─── Document text ───

It's not clear from the explanation given in the commit message if the
new behavior is indeed sensible. The original intent of the code, as I
understand it, is to validate "commondir", to ensure that it is not
somehow corrupt (such as the user editing it and making it empty).
Following this change, that particular validation no longer takes
place. But, more importantly, what does it mean to fall back to
"default" for this particular worktree? I'm having trouble
understanding how the new behavior can be correct or desirable. (Am I
missing something obvious?)

> +               strbuf_addstr(sb, gitdir);
> +               ret = 0;
> +       } else {
Michal Suchanek Feb. 20, 2019, 5:16 p.m. UTC | #2
On Wed, 20 Feb 2019 11:55:46 -0500
Eric Sunshine <sunshine@sunshineco.com> wrote:

> On Wed, Feb 20, 2019 at 11:17 AM Michal Suchanek <msuchanek@suse.de> wrote:
> > Apparently it can happen that stat() claims there is a commondir file but when
> > trying to open the file it is missing.  
> 
> Under what circumstances?

─── Provided material ───

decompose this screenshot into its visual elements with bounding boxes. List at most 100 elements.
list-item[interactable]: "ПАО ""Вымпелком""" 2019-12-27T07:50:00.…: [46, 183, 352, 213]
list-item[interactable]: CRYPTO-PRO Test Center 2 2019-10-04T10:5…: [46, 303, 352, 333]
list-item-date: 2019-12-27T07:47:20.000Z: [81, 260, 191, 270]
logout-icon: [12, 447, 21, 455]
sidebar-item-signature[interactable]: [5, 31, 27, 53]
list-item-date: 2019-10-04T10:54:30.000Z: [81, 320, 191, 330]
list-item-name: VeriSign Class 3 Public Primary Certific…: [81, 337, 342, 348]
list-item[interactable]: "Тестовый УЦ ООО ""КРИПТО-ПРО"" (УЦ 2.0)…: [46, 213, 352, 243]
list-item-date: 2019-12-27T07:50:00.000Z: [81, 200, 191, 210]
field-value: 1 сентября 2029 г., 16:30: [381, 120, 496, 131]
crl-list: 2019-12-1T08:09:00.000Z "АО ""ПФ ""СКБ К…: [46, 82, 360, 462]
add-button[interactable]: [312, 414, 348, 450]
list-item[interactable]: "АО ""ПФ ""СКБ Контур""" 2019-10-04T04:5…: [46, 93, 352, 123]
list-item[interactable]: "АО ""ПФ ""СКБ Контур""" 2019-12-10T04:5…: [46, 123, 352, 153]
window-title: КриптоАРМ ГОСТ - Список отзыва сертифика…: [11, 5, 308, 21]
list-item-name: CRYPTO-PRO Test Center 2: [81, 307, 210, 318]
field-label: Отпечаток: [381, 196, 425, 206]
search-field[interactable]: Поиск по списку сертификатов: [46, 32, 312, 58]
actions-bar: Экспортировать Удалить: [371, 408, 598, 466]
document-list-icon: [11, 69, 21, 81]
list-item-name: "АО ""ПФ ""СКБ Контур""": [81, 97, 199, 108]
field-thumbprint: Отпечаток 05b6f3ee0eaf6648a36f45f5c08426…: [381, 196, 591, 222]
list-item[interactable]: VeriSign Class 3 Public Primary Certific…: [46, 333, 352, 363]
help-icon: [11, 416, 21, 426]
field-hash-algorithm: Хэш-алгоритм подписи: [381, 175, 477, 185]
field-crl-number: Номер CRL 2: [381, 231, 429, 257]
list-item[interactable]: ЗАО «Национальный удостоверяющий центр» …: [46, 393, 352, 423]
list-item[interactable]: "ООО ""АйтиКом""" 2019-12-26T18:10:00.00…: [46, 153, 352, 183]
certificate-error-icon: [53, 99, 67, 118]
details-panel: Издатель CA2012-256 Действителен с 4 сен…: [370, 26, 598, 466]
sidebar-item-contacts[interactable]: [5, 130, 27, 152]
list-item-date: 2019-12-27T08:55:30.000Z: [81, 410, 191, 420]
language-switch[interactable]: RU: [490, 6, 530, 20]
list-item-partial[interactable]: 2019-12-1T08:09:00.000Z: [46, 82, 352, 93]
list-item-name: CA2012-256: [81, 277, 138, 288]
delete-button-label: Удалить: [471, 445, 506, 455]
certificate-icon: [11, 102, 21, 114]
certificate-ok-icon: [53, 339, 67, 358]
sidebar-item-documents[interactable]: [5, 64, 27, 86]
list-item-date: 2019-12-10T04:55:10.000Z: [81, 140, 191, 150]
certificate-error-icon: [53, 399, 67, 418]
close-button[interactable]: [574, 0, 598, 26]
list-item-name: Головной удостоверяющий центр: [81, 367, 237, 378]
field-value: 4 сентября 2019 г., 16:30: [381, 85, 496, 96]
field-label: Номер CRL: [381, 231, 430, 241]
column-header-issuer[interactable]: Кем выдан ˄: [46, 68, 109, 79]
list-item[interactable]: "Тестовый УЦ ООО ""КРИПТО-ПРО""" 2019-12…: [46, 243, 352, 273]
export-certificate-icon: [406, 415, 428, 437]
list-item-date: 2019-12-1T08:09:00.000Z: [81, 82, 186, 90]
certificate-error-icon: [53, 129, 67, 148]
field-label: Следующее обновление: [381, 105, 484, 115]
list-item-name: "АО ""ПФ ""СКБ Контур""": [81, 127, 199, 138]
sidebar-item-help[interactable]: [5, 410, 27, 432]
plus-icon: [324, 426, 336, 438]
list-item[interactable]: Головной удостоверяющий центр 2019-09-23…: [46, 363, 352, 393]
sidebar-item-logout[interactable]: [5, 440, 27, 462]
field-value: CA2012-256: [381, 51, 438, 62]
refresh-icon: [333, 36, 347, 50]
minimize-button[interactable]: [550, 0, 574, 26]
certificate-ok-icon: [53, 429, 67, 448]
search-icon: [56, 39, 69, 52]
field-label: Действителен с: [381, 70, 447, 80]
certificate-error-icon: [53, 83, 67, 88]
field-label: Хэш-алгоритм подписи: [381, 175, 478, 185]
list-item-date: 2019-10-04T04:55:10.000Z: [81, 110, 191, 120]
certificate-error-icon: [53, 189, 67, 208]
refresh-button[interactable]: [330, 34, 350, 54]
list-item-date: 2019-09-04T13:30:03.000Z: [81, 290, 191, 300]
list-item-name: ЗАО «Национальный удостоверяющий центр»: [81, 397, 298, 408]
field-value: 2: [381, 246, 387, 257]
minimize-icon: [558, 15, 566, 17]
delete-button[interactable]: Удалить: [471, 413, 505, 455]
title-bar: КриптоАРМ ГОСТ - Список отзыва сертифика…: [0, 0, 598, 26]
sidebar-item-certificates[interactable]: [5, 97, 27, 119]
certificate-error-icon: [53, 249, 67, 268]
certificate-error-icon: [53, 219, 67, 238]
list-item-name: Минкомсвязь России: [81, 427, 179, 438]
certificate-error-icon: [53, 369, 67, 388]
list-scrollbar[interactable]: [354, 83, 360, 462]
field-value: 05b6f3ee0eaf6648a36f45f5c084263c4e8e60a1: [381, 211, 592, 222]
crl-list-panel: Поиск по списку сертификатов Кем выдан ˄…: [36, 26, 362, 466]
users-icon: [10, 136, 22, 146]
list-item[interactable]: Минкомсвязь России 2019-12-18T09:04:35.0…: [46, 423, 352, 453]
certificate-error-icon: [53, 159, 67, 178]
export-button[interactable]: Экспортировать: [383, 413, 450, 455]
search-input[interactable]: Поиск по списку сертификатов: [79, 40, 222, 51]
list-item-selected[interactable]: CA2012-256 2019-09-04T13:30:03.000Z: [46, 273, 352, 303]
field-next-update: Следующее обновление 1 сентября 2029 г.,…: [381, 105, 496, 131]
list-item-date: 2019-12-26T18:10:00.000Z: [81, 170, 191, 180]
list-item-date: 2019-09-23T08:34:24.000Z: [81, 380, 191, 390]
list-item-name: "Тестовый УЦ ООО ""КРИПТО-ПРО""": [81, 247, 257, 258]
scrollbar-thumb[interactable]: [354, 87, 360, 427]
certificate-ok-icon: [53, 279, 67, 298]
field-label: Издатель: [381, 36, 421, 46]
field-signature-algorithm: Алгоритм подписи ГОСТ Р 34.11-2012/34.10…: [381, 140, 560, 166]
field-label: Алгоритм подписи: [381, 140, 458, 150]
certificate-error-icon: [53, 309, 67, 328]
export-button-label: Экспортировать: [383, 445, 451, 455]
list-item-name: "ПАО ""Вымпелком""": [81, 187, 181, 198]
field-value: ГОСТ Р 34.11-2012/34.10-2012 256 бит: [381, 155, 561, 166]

───

Required work - Retype the thread about the commondir file in full, without changing anything. The data above is not needed here.

Response -
It's not clear from the explanation given in the commit message if the
new behavior is indeed sensible. The original intent of the code, as I
understand it, is to validate "commondir", to ensure that it is not
somehow corrupt (such as the user editing it and making it empty).
Following this change, that particular validation no longer takes
place. But, more importantly, what does it mean to fall back to
"default" for this particular worktree? I'm having trouble
understanding how the new behavior can be correct or desirable. (Am I
missing something obvious?)

> +               strbuf_addstr(sb, gitdir);
> +               ret = 0;
> +       } else {
Michal Suchanek Feb. 20, 2019, 5:16 p.m. UTC | #2
On Wed, 20 Feb 2019 11:55:46 -0500
Eric Sunshine <sunshine@sunshineco.com> wrote:

> On Wed, Feb 20, 2019 at 11:17 AM Michal Suchanek <msuchanek@suse.de> wrote:
> > Apparently it can happen that stat() claims there is a commondir file but when
> > trying to open the file it is missing.  
> 
> Under what circumstances?